[EXERCISE DESCRIPTION]: Reproduce the records below exactly, leaving out any pictures.
>> START
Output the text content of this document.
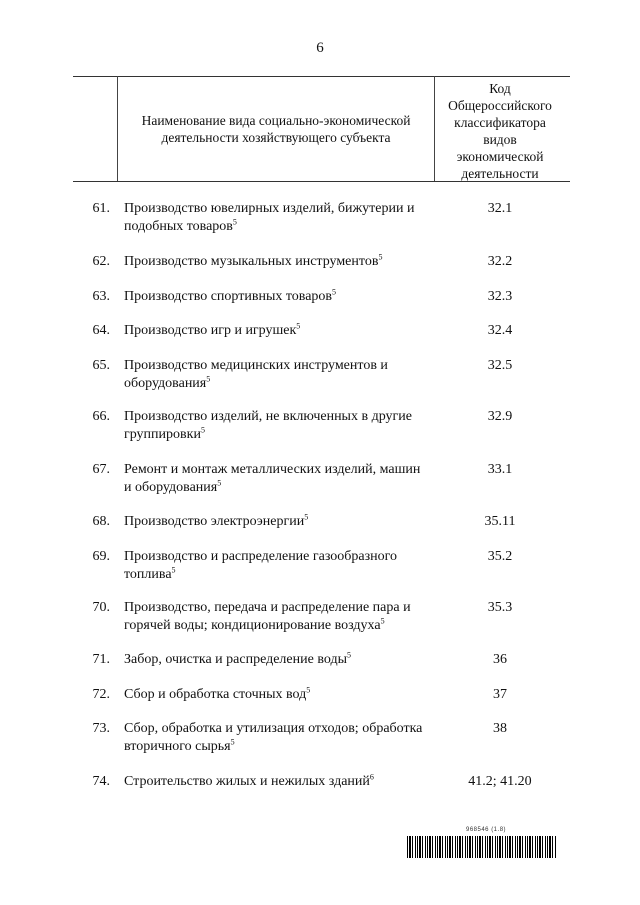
6
Наименование вида социально-экономической деятельности хозяйствующего субъекта
Код
Общероссийского
классификатора
видов
экономической
деятельности
61. Производство ювелирных изделий, бижутерии и подобных товаров$^5$
32.1
62. Производство музыкальных инструментов$^5$	32.2
63. Производство спортивных товаров$^5$	32.3
64. Производство игр и игрушек$^5$	32.4
65. Производство медицинских инструментов и оборудования$^5$
32.5
66. Производство изделий, не включенных в другие группировки$^5$
32.9
67. Ремонт и монтаж металлических изделий, машин и оборудования$^5$
33.1
68. Производство электроэнергии$^5$	35.11
69. Производство и распределение газообразного топлива$^5$
35.2
70. Производство, передача и распределение пара и горячей воды; кондиционирование воздуха$^5$
35.3
71. Забор, очистка и распределение воды$^5$	36
72. Сбор и обработка сточных вод$^5$	37
73. Сбор, обработка и утилизация отходов; обработка вторичного сырья$^5$
38
74. Строительство жилых и нежилых зданий$^6$	41.2; 41.20
968546 (1.8)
>> END
[OUTPUT FOR THIS TASK]:
Output the text content of this document.
6
Наименование вида социально-экономической деятельности хозяйствующего субъекта
Код
Общероссийского
классификатора
видов
экономической
деятельности
61. Производство ювелирных изделий, бижутерии и подобных товаров$^5$
32.1
62. Производство музыкальных инструментов$^5$	32.2
63. Производство спортивных товаров$^5$	32.3
64. Производство игр и игрушек$^5$	32.4
65. Производство медицинских инструментов и оборудования$^5$
32.5
66. Производство изделий, не включенных в другие группировки$^5$
32.9
67. Ремонт и монтаж металлических изделий, машин и оборудования$^5$
33.1
68. Производство электроэнергии$^5$	35.11
69. Производство и распределение газообразного топлива$^5$
35.2
70. Производство, передача и распределение пара и горячей воды; кондиционирование воздуха$^5$
35.3
71. Забор, очистка и распределение воды$^5$	36
72. Сбор и обработка сточных вод$^5$	37
73. Сбор, обработка и утилизация отходов; обработка вторичного сырья$^5$
38
74. Строительство жилых и нежилых зданий$^6$	41.2; 41.20
968546 (1.8)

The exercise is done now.